▶ [Problem]: Write out the records below once more, exactly as they stand.

▶ [Material provided]:

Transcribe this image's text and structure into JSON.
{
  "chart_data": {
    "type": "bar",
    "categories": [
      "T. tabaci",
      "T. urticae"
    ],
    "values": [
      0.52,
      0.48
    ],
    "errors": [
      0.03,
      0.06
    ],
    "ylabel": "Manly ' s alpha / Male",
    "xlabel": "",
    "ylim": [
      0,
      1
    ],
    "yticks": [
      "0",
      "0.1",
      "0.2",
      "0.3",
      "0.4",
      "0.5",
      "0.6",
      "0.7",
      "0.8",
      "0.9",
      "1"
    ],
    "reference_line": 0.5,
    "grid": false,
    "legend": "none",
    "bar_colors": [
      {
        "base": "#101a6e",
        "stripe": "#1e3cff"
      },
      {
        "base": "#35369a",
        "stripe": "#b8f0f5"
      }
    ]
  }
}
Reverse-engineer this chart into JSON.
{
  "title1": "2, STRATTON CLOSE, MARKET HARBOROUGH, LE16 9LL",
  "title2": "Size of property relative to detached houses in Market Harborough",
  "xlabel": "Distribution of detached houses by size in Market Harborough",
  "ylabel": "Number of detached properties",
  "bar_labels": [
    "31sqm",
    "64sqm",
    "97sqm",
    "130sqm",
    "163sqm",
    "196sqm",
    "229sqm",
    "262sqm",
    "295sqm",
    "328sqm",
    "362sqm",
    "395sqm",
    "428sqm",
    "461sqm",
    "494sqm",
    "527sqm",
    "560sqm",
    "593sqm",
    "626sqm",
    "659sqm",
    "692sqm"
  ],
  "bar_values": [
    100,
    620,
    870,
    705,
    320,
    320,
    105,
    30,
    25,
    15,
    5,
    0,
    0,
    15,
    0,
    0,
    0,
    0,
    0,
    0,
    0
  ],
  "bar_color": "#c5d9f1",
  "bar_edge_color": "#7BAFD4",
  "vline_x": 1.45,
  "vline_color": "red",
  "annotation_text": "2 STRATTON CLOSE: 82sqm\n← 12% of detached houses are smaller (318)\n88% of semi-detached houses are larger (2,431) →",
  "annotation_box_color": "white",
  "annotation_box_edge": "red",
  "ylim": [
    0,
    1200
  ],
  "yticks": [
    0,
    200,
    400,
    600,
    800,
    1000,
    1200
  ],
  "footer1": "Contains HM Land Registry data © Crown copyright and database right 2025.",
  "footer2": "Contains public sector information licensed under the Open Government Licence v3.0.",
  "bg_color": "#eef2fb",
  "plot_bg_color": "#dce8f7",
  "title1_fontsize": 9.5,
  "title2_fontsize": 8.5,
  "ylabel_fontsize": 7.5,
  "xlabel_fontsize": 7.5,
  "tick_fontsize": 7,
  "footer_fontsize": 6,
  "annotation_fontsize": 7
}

▶ [Result below]:
Transcribe this image's text and structure into JSON.
{
  "chart_data": {
    "type": "bar",
    "categories": [
      "T. tabaci",
      "T. urticae"
    ],
    "values": [
      0.52,
      0.48
    ],
    "errors": [
      0.03,
      0.06
    ],
    "ylabel": "Manly ' s alpha / Male",
    "xlabel": "",
    "ylim": [
      0,
      1
    ],
    "yticks": [
      "0",
      "0.1",
      "0.2",
      "0.3",
      "0.4",
      "0.5",
      "0.6",
      "0.7",
      "0.8",
      "0.9",
      "1"
    ],
    "reference_line": 0.5,
    "grid": false,
    "legend": "none",
    "bar_colors": [
      {
        "base": "#101a6e",
        "stripe": "#1e3cff"
      },
      {
        "base": "#35369a",
        "stripe": "#b8f0f5"
      }
    ]
  }
}
Reverse-engineer this chart into JSON.
{
  "title1": "2, STRATTON CLOSE, MARKET HARBOROUGH, LE16 9LL",
  "title2": "Size of property relative to detached houses in Market Harborough",
  "xlabel": "Distribution of detached houses by size in Market Harborough",
  "ylabel": "Number of detached properties",
  "bar_labels": [
    "31sqm",
    "64sqm",
    "97sqm",
    "130sqm",
    "163sqm",
    "196sqm",
    "229sqm",
    "262sqm",
    "295sqm",
    "328sqm",
    "362sqm",
    "395sqm",
    "428sqm",
    "461sqm",
    "494sqm",
    "527sqm",
    "560sqm",
    "593sqm",
    "626sqm",
    "659sqm",
    "692sqm"
  ],
  "bar_values": [
    100,
    620,
    870,
    705,
    320,
    320,
    105,
    30,
    25,
    15,
    5,
    0,
    0,
    15,
    0,
    0,
    0,
    0,
    0,
    0,
    0
  ],
  "bar_color": "#c5d9f1",
  "bar_edge_color": "#7BAFD4",
  "vline_x": 1.45,
  "vline_color": "red",
  "annotation_text": "2 STRATTON CLOSE: 82sqm\n← 12% of detached houses are smaller (318)\n88% of semi-detached houses are larger (2,431) →",
  "annotation_box_color": "white",
  "annotation_box_edge": "red",
  "ylim": [
    0,
    1200
  ],
  "yticks": [
    0,
    200,
    400,
    600,
    800,
    1000,
    1200
  ],
  "footer1": "Contains HM Land Registry data © Crown copyright and database right 2025.",
  "footer2": "Contains public sector information licensed under the Open Government Licence v3.0.",
  "bg_color": "#eef2fb",
  "plot_bg_color": "#dce8f7",
  "title1_fontsize": 9.5,
  "title2_fontsize": 8.5,
  "ylabel_fontsize": 7.5,
  "xlabel_fontsize": 7.5,
  "tick_fontsize": 7,
  "footer_fontsize": 6,
  "annotation_fontsize": 7
}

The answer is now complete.